* YOUR OBJECTIVE *
In the material below, find each line with the word "Biosciences" and copy it.
MATERIAL PROVIDED Start Marker
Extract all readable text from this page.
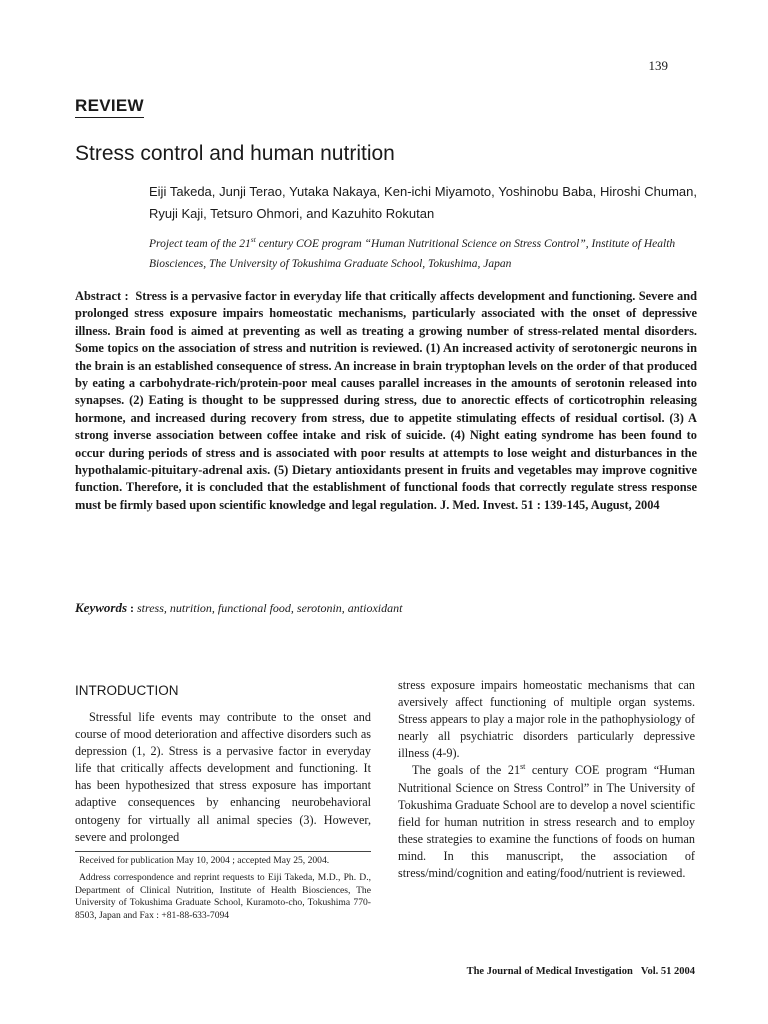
139
REVIEW
Stress control and human nutrition
Eiji Takeda, Junji Terao, Yutaka Nakaya, Ken-ichi Miyamoto, Yoshinobu Baba, Hiroshi Chuman, Ryuji Kaji, Tetsuro Ohmori, and Kazuhito Rokutan
Project team of the 21st century COE program “Human Nutritional Science on Stress Control”, Institute of Health Biosciences, The University of Tokushima Graduate School, Tokushima, Japan
Abstract : Stress is a pervasive factor in everyday life that critically affects development and functioning. Severe and prolonged stress exposure impairs homeostatic mechanisms, particularly associated with the onset of depressive illness. Brain food is aimed at preventing as well as treating a growing number of stress-related mental disorders. Some topics on the association of stress and nutrition is reviewed. (1) An increased activity of serotonergic neurons in the brain is an established consequence of stress. An increase in brain tryptophan levels on the order of that produced by eating a carbohydrate-rich/protein-poor meal causes parallel increases in the amounts of serotonin released into synapses. (2) Eating is thought to be suppressed during stress, due to anorectic effects of corticotrophin releasing hormone, and increased during recovery from stress, due to appetite stimulating effects of residual cortisol. (3) A strong inverse association between coffee intake and risk of suicide. (4) Night eating syndrome has been found to occur during periods of stress and is associated with poor results at attempts to lose weight and disturbances in the hypothalamic-pituitary-adrenal axis. (5) Dietary antioxidants present in fruits and vegetables may improve cognitive function. Therefore, it is concluded that the establishment of functional foods that correctly regulate stress response must be firmly based upon scientific knowledge and legal regulation. J. Med. Invest. 51 : 139-145, August, 2004
Keywords : stress, nutrition, functional food, serotonin, antioxidant
INTRODUCTION

Stressful life events may contribute to the onset and course of mood deterioration and affective disorders such as depression (1, 2). Stress is a pervasive factor in everyday life that critically affects development and functioning. It has been hypothesized that stress exposure has important adaptive consequences by enhancing neurobehavioral ontogeny for virtually all animal species (3). However, severe and prolonged

stress exposure impairs homeostatic mechanisms that can aversively affect functioning of multiple organ systems. Stress appears to play a major role in the pathophysiology of nearly all psychiatric disorders particularly depressive illness (4-9).

The goals of the 21st century COE program “Human Nutritional Science on Stress Control” in The University of Tokushima Graduate School are to develop a novel scientific field for human nutrition in stress research and to employ these strategies to examine the functions of foods on human mind. In this manuscript, the association of stress/mind/cognition and eating/food/nutrient is reviewed.

Received for publication May 10, 2004 ; accepted May 25, 2004.

Address correspondence and reprint requests to Eiji Takeda, M.D., Ph. D., Department of Clinical Nutrition, Institute of Health Biosciences, The University of Tokushima Graduate School, Kuramoto-cho, Tokushima 770-8503, Japan and Fax : +81-88-633-7094

The Journal of Medical Investigation Vol. 51 2004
MATERIAL PROVIDED End Marker
* WRITTEN RESPONSE *
Project team of the 21st century COE program “Human Nutritional Science on Stress Control”, Institute of Health Biosciences, The University of Tokushima Graduate School, Tokushima, Japan
Address correspondence and reprint requests to Eiji Takeda, M.D., Ph. D., Department of Clinical Nutrition, Institute of Health Biosciences, The University of Tokushima Graduate School, Kuramoto-cho, Tokushima 770-8503, Japan and Fax : +81-88-633-7094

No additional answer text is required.